Collection entries –
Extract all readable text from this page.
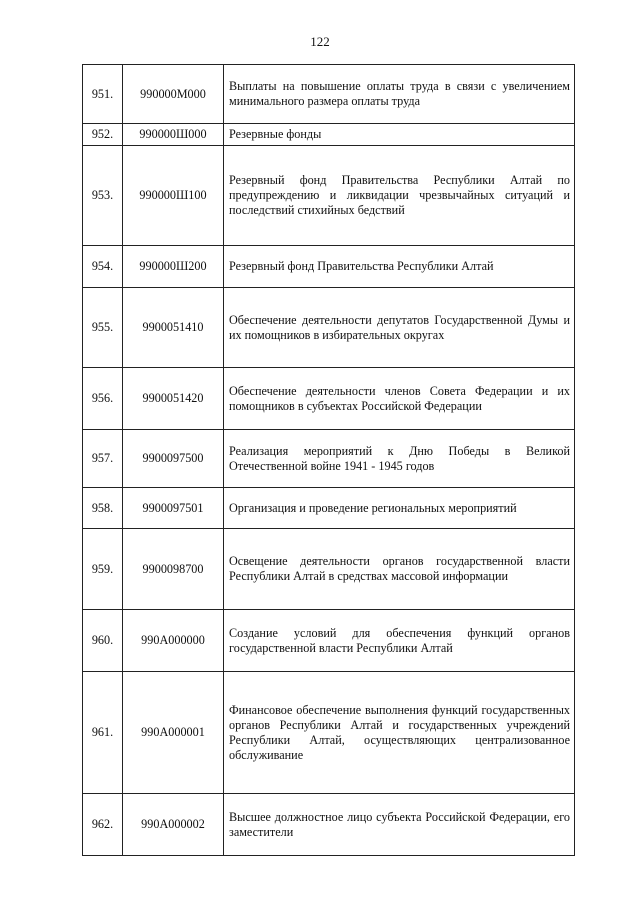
122
951.	990000М000	Выплаты на повышение оплаты труда в связи с увеличением минимального размера оплаты труда
952.	990000Ш000	Резервные фонды
953.	990000Ш100	Резервный фонд Правительства Республики Алтай по предупреждению и ликвидации чрезвычайных ситуаций и последствий стихийных бедствий
954.	990000Ш200	Резервный фонд Правительства Республики Алтай
955.	9900051410	Обеспечение деятельности депутатов Государственной Думы и их помощников в избирательных округах
956.	9900051420	Обеспечение деятельности членов Совета Федерации и их помощников в субъектах Российской Федерации
957.	9900097500	Реализация мероприятий к Дню Победы в Великой Отечественной войне 1941 - 1945 годов
958.	9900097501	Организация и проведение региональных мероприятий
959.	9900098700	Освещение деятельности органов государственной власти Республики Алтай в средствах массовой информации
960.	990А000000	Создание условий для обеспечения функций органов государственной власти Республики Алтай
961.	990А000001	Финансовое обеспечение выполнения функций государственных органов Республики Алтай и государственных учреждений Республики Алтай, осуществляющих централизованное обслуживание
962.	990А000002	Высшее должностное лицо субъекта Российской Федерации, его заместители
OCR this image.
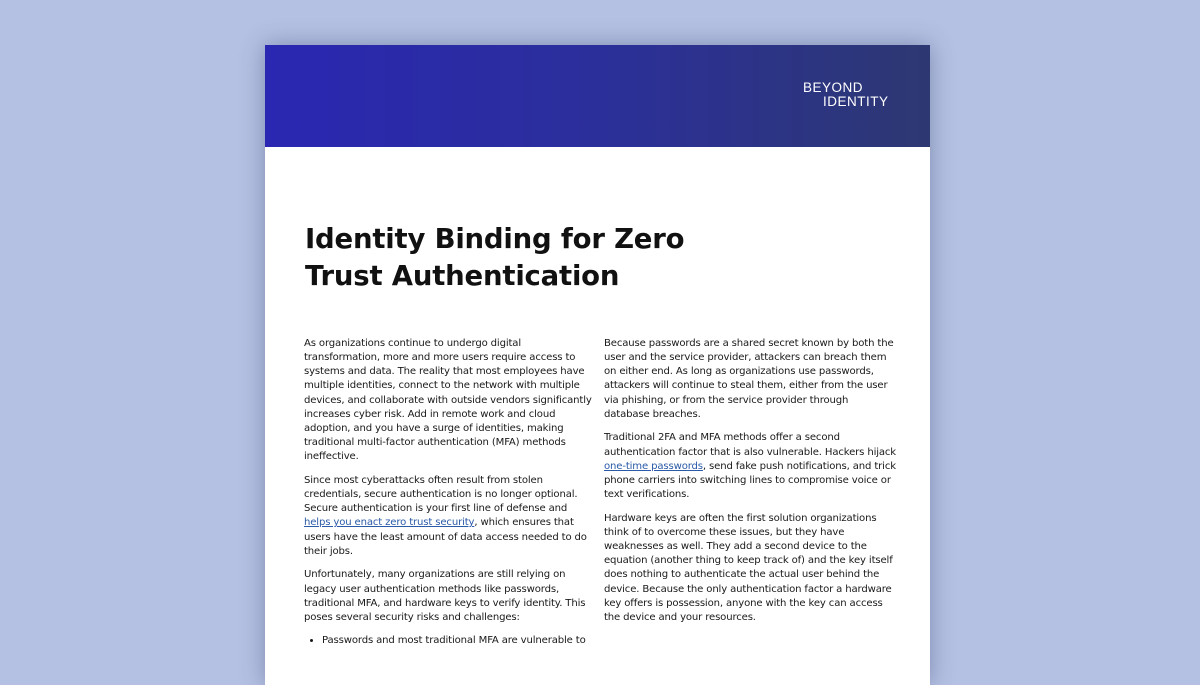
BEYOND
IDENTITY
Identity Binding for Zero Trust Authentication

As organizations continue to undergo digital transformation, more and more users require access to systems and data. The reality that most employees have multiple identities, connect to the network with multiple devices, and collaborate with outside vendors significantly increases cyber risk. Add in remote work and cloud adoption, and you have a surge of identities, making traditional multi-factor authentication (MFA) methods ineffective.

Since most cyberattacks often result from stolen credentials, secure authentication is no longer optional. Secure authentication is your first line of defense and helps you enact zero trust security, which ensures that users have the least amount of data access needed to do their jobs.

Unfortunately, many organizations are still relying on legacy user authentication methods like passwords, traditional MFA, and hardware keys to verify identity. This poses several security risks and challenges:

• Passwords and most traditional MFA are vulnerable to

Because passwords are a shared secret known by both the user and the service provider, attackers can breach them on either end. As long as organizations use passwords, attackers will continue to steal them, either from the user via phishing, or from the service provider through database breaches.

Traditional 2FA and MFA methods offer a second authentication factor that is also vulnerable. Hackers hijack one-time passwords, send fake push notifications, and trick phone carriers into switching lines to compromise voice or text verifications.

Hardware keys are often the first solution organizations think of to overcome these issues, but they have weaknesses as well. They add a second device to the equation (another thing to keep track of) and the key itself does nothing to authenticate the actual user behind the device. Because the only authentication factor a hardware key offers is possession, anyone with the key can access the device and your resources.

Directive –
Your answer should be only the number of lines that hold the word "Федерации".

Finished answer –
2